Search the data below for the word "name" and copy each line that holds it.
:::
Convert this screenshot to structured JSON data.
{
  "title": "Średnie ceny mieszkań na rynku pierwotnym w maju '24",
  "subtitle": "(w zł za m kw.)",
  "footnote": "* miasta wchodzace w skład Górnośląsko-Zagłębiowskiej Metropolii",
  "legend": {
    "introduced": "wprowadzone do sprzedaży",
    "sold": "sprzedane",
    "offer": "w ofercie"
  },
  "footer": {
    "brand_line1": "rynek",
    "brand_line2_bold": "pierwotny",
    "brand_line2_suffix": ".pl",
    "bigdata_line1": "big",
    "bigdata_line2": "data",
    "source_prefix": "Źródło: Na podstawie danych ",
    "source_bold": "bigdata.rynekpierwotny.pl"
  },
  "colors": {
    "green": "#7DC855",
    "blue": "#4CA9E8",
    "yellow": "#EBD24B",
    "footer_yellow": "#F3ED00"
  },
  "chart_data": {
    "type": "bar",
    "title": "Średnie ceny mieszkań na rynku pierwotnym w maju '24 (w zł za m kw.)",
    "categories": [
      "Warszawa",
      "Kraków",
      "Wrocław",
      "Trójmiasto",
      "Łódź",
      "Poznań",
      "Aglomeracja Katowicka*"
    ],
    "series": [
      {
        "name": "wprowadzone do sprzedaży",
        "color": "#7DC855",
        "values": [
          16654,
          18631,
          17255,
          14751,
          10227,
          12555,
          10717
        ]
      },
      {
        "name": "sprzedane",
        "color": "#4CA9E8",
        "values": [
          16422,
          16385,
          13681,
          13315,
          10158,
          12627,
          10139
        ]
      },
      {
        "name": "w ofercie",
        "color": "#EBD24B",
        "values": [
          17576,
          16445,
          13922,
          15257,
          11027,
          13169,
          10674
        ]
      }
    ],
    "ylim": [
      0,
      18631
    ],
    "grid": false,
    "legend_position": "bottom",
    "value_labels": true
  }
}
:::
:: Final result ::
        "name": "wprowadzone do sprzedaży",
        "name": "sprzedane",
        "name": "w ofercie",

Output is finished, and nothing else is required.